**YOUR ASSIGNMENT:**
Could you please reproduce all the records below exactly, leaving out the images?

##############################

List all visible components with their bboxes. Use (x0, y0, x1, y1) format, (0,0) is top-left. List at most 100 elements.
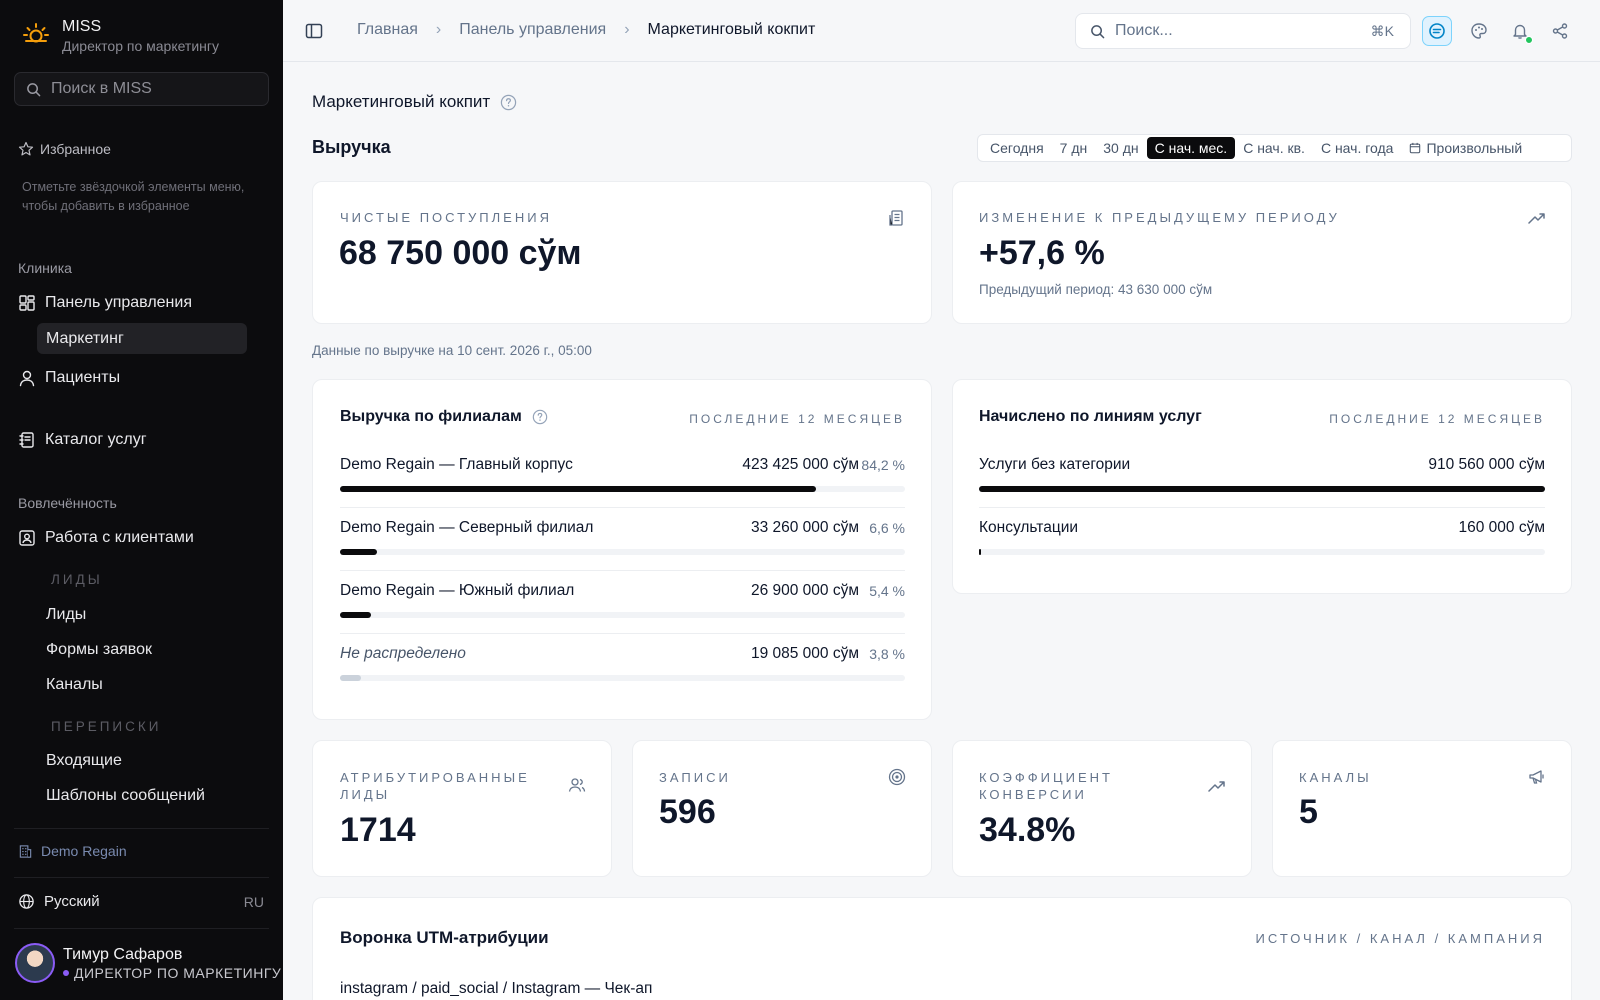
service-line-row[interactable]: Консультации 160 000 сўм (979, 519, 1545, 581)
sidebar-item-label: Пациенты (45, 369, 121, 386)
sidebar-item-leads[interactable]: Лиды (37, 599, 247, 630)
organization-name: Demo Regain (41, 843, 127, 859)
sidebar-item-channels[interactable]: Каналы (37, 669, 247, 700)
sidebar-toggle-icon[interactable] (305, 22, 323, 45)
divider (340, 633, 905, 634)
sidebar-item-catalog[interactable]: Каталог услуг (18, 431, 147, 449)
sidebar: MISS Директор по маркетингу Избранное От… (0, 0, 283, 1000)
notifications-button[interactable] (1505, 16, 1535, 46)
kpi-value: 1714 (340, 811, 416, 849)
sidebar-item-inbox[interactable]: Входящие (37, 745, 247, 776)
user-profile[interactable]: Тимур Сафаров ДИРЕКТОР ПО МАРКЕТИНГУ (15, 943, 281, 983)
branch-percent: 5,4 % (869, 583, 905, 599)
notification-badge (1525, 36, 1533, 44)
kpi-label: КАНАЛЫ (1299, 770, 1372, 785)
kpi-label: АТРИБУТИРОВАННЫЕ ЛИДЫ (340, 770, 530, 802)
service-line-bar-track (979, 486, 1545, 492)
utm-range: ИСТОЧНИК / КАНАЛ / КАМПАНИЯ (1255, 931, 1545, 946)
sidebar-item-dashboard[interactable]: Панель управления (18, 294, 192, 312)
sidebar-item-marketing[interactable]: Маркетинг (37, 323, 247, 354)
breadcrumb-home[interactable]: Главная (357, 21, 418, 39)
branch-percent: 84,2 % (861, 457, 905, 473)
period-qtd[interactable]: С нач. кв. (1235, 137, 1313, 159)
section-engagement: Вовлечённость (18, 495, 117, 511)
divider (340, 570, 905, 571)
chevron-right-icon: › (624, 21, 630, 38)
branch-name: Demo Regain — Главный корпус (340, 456, 573, 473)
section-clinic: Клиника (18, 260, 72, 276)
period-30d[interactable]: 30 дн (1095, 137, 1146, 159)
sidebar-item-label: Панель управления (45, 294, 192, 311)
avatar (15, 943, 55, 983)
chevron-right-icon: › (435, 21, 442, 38)
sidebar-item-client-work[interactable]: Работа с клиентами (18, 529, 194, 547)
share-icon (1552, 23, 1568, 39)
branch-bar-track (340, 612, 905, 618)
kpi-card-channels: КАНАЛЫ 5 (1272, 740, 1572, 877)
period-7d[interactable]: 7 дн (1052, 137, 1096, 159)
period-today[interactable]: Сегодня (982, 137, 1052, 159)
star-icon (18, 141, 34, 156)
chat-button[interactable] (1422, 16, 1452, 46)
global-search-input[interactable] (1115, 22, 1355, 40)
users-icon (568, 778, 586, 792)
favorites-title[interactable]: Избранное (18, 141, 111, 157)
sidebar-search[interactable] (14, 72, 269, 106)
page-title-text: Маркетинговый кокпит (312, 92, 491, 111)
branch-value: 33 260 000 сўм (750, 519, 859, 536)
user-role: ДИРЕКТОР ПО МАРКЕТИНГУ (63, 965, 281, 981)
branch-row[interactable]: Demo Regain — Южный филиал 26 900 000 сў… (340, 582, 905, 644)
contact-card-icon (18, 529, 36, 547)
divider (979, 507, 1545, 508)
period-selector: Сегодня 7 дн 30 дн С нач. мес. С нач. кв… (977, 134, 1572, 162)
breadcrumb-dashboard[interactable]: Панель управления (459, 21, 606, 39)
period-mtd[interactable]: С нач. мес. (1146, 137, 1236, 159)
sidebar-item-label: Работа с клиентами (45, 529, 194, 546)
theme-button[interactable] (1464, 16, 1494, 46)
brand-name: MISS (62, 18, 102, 35)
service-lines-title: Начислено по линиям услуг (979, 408, 1202, 425)
page-title: Маркетинговый кокпит (312, 92, 517, 112)
branch-bar-fill (340, 486, 816, 492)
dashboard-icon (18, 294, 36, 312)
branch-name: Demo Regain — Северный филиал (340, 519, 594, 536)
kpi-value: 596 (659, 793, 716, 831)
sidebar-search-input[interactable] (51, 80, 251, 98)
net-income-label: ЧИСТЫЕ ПОСТУПЛЕНИЯ (340, 210, 552, 225)
branches-range: ПОСЛЕДНИЕ 12 МЕСЯЦЕВ (689, 412, 905, 426)
service-lines-card: Начислено по линиям услуг ПОСЛЕДНИЕ 12 М… (952, 379, 1572, 594)
divider (14, 828, 269, 829)
kpi-value: 34.8% (979, 811, 1076, 849)
brand[interactable]: MISS Директор по маркетингу (22, 17, 219, 55)
period-ytd[interactable]: С нач. года (1313, 137, 1402, 159)
help-icon[interactable] (500, 94, 517, 111)
utm-row-label[interactable]: instagram / paid_social / Instagram — Че… (340, 980, 652, 998)
megaphone-icon (1529, 770, 1544, 784)
sidebar-item-templates[interactable]: Шаблоны сообщений (37, 780, 247, 811)
global-search[interactable]: ⌘K (1075, 13, 1411, 49)
user-role-text: ДИРЕКТОР ПО МАРКЕТИНГУ (74, 965, 282, 981)
user-icon (18, 369, 36, 387)
utm-title: Воронка UTM-атрибуции (340, 928, 549, 947)
branch-percent: 3,8 % (869, 646, 905, 662)
service-line-name: Консультации (979, 519, 1079, 536)
branch-row[interactable]: Demo Regain — Главный корпус 423 425 000… (340, 456, 905, 518)
help-icon[interactable] (532, 409, 548, 425)
period-custom[interactable]: Произвольный (1401, 137, 1530, 159)
share-button[interactable] (1545, 16, 1575, 46)
service-line-value: 910 560 000 сўм (1428, 456, 1545, 473)
sidebar-item-patients[interactable]: Пациенты (18, 369, 120, 387)
organization[interactable]: Demo Regain (18, 843, 127, 859)
branch-bar-fill (340, 612, 371, 618)
branch-row[interactable]: Не распределено 19 085 000 сўм 3,8 % (340, 645, 905, 707)
kpi-card-appointments: ЗАПИСИ 596 (632, 740, 932, 877)
sidebar-item-label: Каталог услуг (45, 431, 147, 448)
service-line-row[interactable]: Услуги без категории 910 560 000 сўм (979, 456, 1545, 518)
sidebar-item-forms[interactable]: Формы заявок (37, 634, 247, 665)
search-shortcut: ⌘K (1370, 23, 1394, 39)
branch-row[interactable]: Demo Regain — Северный филиал 33 260 000… (340, 519, 905, 581)
branch-bar-fill (340, 675, 362, 681)
language-switcher[interactable]: Русский RU (18, 893, 264, 910)
branch-bar-track (340, 675, 905, 681)
kpi-label: КОЭФФИЦИЕНТ КОНВЕРСИИ (979, 770, 1113, 802)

##############################

**WRITTEN RESPONSE:**
List all visible components with their bboxes. Use (x0, y0, x1, y1) format, (0,0) is top-left. List at most 100 elements.
service-line-row[interactable]: Консультации 160 000 сўм (979, 519, 1545, 581)
sidebar-item-label: Пациенты (45, 369, 121, 386)
sidebar-item-leads[interactable]: Лиды (37, 599, 247, 630)
organization-name: Demo Regain (41, 843, 127, 859)
sidebar-item-channels[interactable]: Каналы (37, 669, 247, 700)
sidebar-toggle-icon[interactable] (305, 22, 323, 45)
divider (340, 633, 905, 634)
sidebar-item-catalog[interactable]: Каталог услуг (18, 431, 147, 449)
sidebar: MISS Директор по маркетингу Избранное От… (0, 0, 283, 1000)
notifications-button[interactable] (1505, 16, 1535, 46)
kpi-value: 1714 (340, 811, 416, 849)
sidebar-item-inbox[interactable]: Входящие (37, 745, 247, 776)
user-profile[interactable]: Тимур Сафаров ДИРЕКТОР ПО МАРКЕТИНГУ (15, 943, 281, 983)
branch-percent: 5,4 % (869, 583, 905, 599)
notification-badge (1525, 36, 1533, 44)
kpi-label: КАНАЛЫ (1299, 770, 1372, 785)
kpi-label: АТРИБУТИРОВАННЫЕ ЛИДЫ (340, 770, 530, 802)
service-line-bar-track (979, 486, 1545, 492)
utm-range: ИСТОЧНИК / КАНАЛ / КАМПАНИЯ (1255, 931, 1545, 946)
sidebar-item-dashboard[interactable]: Панель управления (18, 294, 192, 312)
sidebar-item-marketing[interactable]: Маркетинг (37, 323, 247, 354)
breadcrumb-home[interactable]: Главная (357, 21, 418, 39)
branch-percent: 84,2 % (861, 457, 905, 473)
period-qtd[interactable]: С нач. кв. (1235, 137, 1313, 159)
section-engagement: Вовлечённость (18, 495, 117, 511)
divider (340, 570, 905, 571)
chevron-right-icon: › (624, 21, 630, 38)
branch-name: Demo Regain — Главный корпус (340, 456, 573, 473)
section-clinic: Клиника (18, 260, 72, 276)
period-30d[interactable]: 30 дн (1095, 137, 1146, 159)
sidebar-item-label: Панель управления (45, 294, 192, 311)
avatar (15, 943, 55, 983)
chevron-right-icon: › (435, 21, 442, 38)
sidebar-item-client-work[interactable]: Работа с клиентами (18, 529, 194, 547)
share-icon (1552, 23, 1568, 39)
branch-bar-track (340, 612, 905, 618)
kpi-card-channels: КАНАЛЫ 5 (1272, 740, 1572, 877)
period-7d[interactable]: 7 дн (1052, 137, 1096, 159)
period-today[interactable]: Сегодня (982, 137, 1052, 159)
star-icon (18, 141, 34, 156)
chat-button[interactable] (1422, 16, 1452, 46)
global-search-input[interactable] (1115, 22, 1355, 40)
users-icon (568, 778, 586, 792)
favorites-title[interactable]: Избранное (18, 141, 111, 157)
sidebar-search[interactable] (14, 72, 269, 106)
page-title-text: Маркетинговый кокпит (312, 92, 491, 111)
branch-value: 33 260 000 сўм (750, 519, 859, 536)
user-role: ДИРЕКТОР ПО МАРКЕТИНГУ (63, 965, 281, 981)
branch-row[interactable]: Demo Regain — Южный филиал 26 900 000 сў… (340, 582, 905, 644)
contact-card-icon (18, 529, 36, 547)
divider (979, 507, 1545, 508)
period-selector: Сегодня 7 дн 30 дн С нач. мес. С нач. кв… (977, 134, 1572, 162)
breadcrumb-dashboard[interactable]: Панель управления (459, 21, 606, 39)
period-mtd[interactable]: С нач. мес. (1146, 137, 1236, 159)
sidebar-item-label: Работа с клиентами (45, 529, 194, 546)
theme-button[interactable] (1464, 16, 1494, 46)
brand-name: MISS (62, 18, 102, 35)
service-lines-title: Начислено по линиям услуг (979, 408, 1202, 425)
page-title: Маркетинговый кокпит (312, 92, 517, 112)
branch-bar-fill (340, 486, 816, 492)
dashboard-icon (18, 294, 36, 312)
branch-name: Demo Regain — Северный филиал (340, 519, 594, 536)
kpi-value: 596 (659, 793, 716, 831)
sidebar-search-input[interactable] (51, 80, 251, 98)
net-income-label: ЧИСТЫЕ ПОСТУПЛЕНИЯ (340, 210, 552, 225)
branches-range: ПОСЛЕДНИЕ 12 МЕСЯЦЕВ (689, 412, 905, 426)
service-lines-card: Начислено по линиям услуг ПОСЛЕДНИЕ 12 М… (952, 379, 1572, 594)
divider (14, 828, 269, 829)
kpi-value: 34.8% (979, 811, 1076, 849)
brand[interactable]: MISS Директор по маркетингу (22, 17, 219, 55)
period-ytd[interactable]: С нач. года (1313, 137, 1402, 159)
help-icon[interactable] (500, 94, 517, 111)
utm-row-label[interactable]: instagram / paid_social / Instagram — Че… (340, 980, 652, 998)
megaphone-icon (1529, 770, 1544, 784)
sidebar-item-templates[interactable]: Шаблоны сообщений (37, 780, 247, 811)
global-search[interactable]: ⌘K (1075, 13, 1411, 49)
user-role-text: ДИРЕКТОР ПО МАРКЕТИНГУ (74, 965, 282, 981)
user-icon (18, 369, 36, 387)
utm-title: Воронка UTM-атрибуции (340, 928, 549, 947)
branch-percent: 3,8 % (869, 646, 905, 662)
service-line-name: Консультации (979, 519, 1079, 536)
branch-row[interactable]: Demo Regain — Главный корпус 423 425 000… (340, 456, 905, 518)
help-icon[interactable] (532, 409, 548, 425)
period-custom[interactable]: Произвольный (1401, 137, 1530, 159)
share-button[interactable] (1545, 16, 1575, 46)
service-line-value: 910 560 000 сўм (1428, 456, 1545, 473)
sidebar-item-patients[interactable]: Пациенты (18, 369, 120, 387)
organization[interactable]: Demo Regain (18, 843, 127, 859)
branch-bar-fill (340, 612, 371, 618)
branch-row[interactable]: Не распределено 19 085 000 сўм 3,8 % (340, 645, 905, 707)
kpi-card-appointments: ЗАПИСИ 596 (632, 740, 932, 877)
sidebar-item-label: Каталог услуг (45, 431, 147, 448)
service-line-row[interactable]: Услуги без категории 910 560 000 сўм (979, 456, 1545, 518)
sidebar-item-forms[interactable]: Формы заявок (37, 634, 247, 665)
search-shortcut: ⌘K (1370, 23, 1394, 39)
branch-row[interactable]: Demo Regain — Северный филиал 33 260 000… (340, 519, 905, 581)
branch-bar-fill (340, 675, 362, 681)
language-switcher[interactable]: Русский RU (18, 893, 264, 910)
branch-bar-track (340, 675, 905, 681)
kpi-label: КОЭФФИЦИЕНТ КОНВЕРСИИ (979, 770, 1113, 802)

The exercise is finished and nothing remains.